**BRIEF**
Write out the material exactly, leaving every picture behind.

**EXERCISE INPUT**
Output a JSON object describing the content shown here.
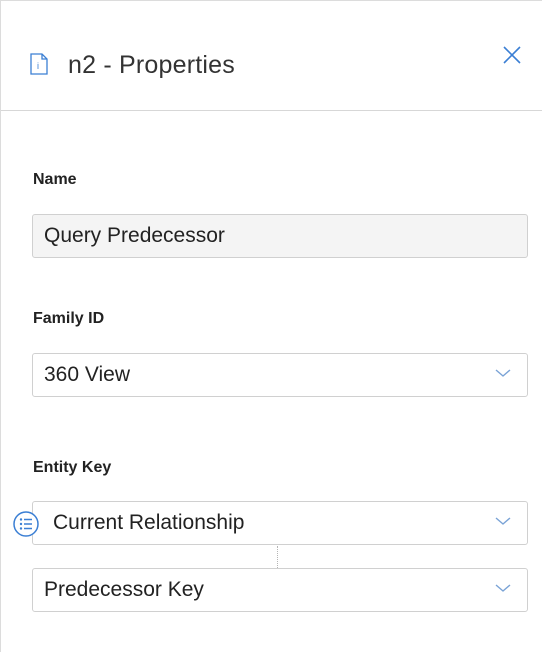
{
  "panel": {
    "title": "n2 - Properties",
    "icons": {
      "title_icon": "document-info-icon",
      "close": "close-icon"
    }
  },
  "fields": {
    "name": {
      "label": "Name",
      "value": "Query Predecessor"
    },
    "family_id": {
      "label": "Family ID",
      "value": "360 View",
      "icon": "chevron-down-icon"
    },
    "entity_key": {
      "label": "Entity Key",
      "list_icon": "list-icon",
      "relationship": {
        "value": "Current Relationship",
        "icon": "chevron-down-icon"
      },
      "key": {
        "value": "Predecessor Key",
        "icon": "chevron-down-icon"
      }
    }
  },
  "colors": {
    "accent": "#3b7fd4",
    "border": "#d0d0d0",
    "input_bg": "#f4f4f4"
  }
}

**THE OUTPUT**
Output a JSON object describing the content shown here.
{
  "panel": {
    "title": "n2 - Properties",
    "icons": {
      "title_icon": "document-info-icon",
      "close": "close-icon"
    }
  },
  "fields": {
    "name": {
      "label": "Name",
      "value": "Query Predecessor"
    },
    "family_id": {
      "label": "Family ID",
      "value": "360 View",
      "icon": "chevron-down-icon"
    },
    "entity_key": {
      "label": "Entity Key",
      "list_icon": "list-icon",
      "relationship": {
        "value": "Current Relationship",
        "icon": "chevron-down-icon"
      },
      "key": {
        "value": "Predecessor Key",
        "icon": "chevron-down-icon"
      }
    }
  },
  "colors": {
    "accent": "#3b7fd4",
    "border": "#d0d0d0",
    "input_bg": "#f4f4f4"
  }
}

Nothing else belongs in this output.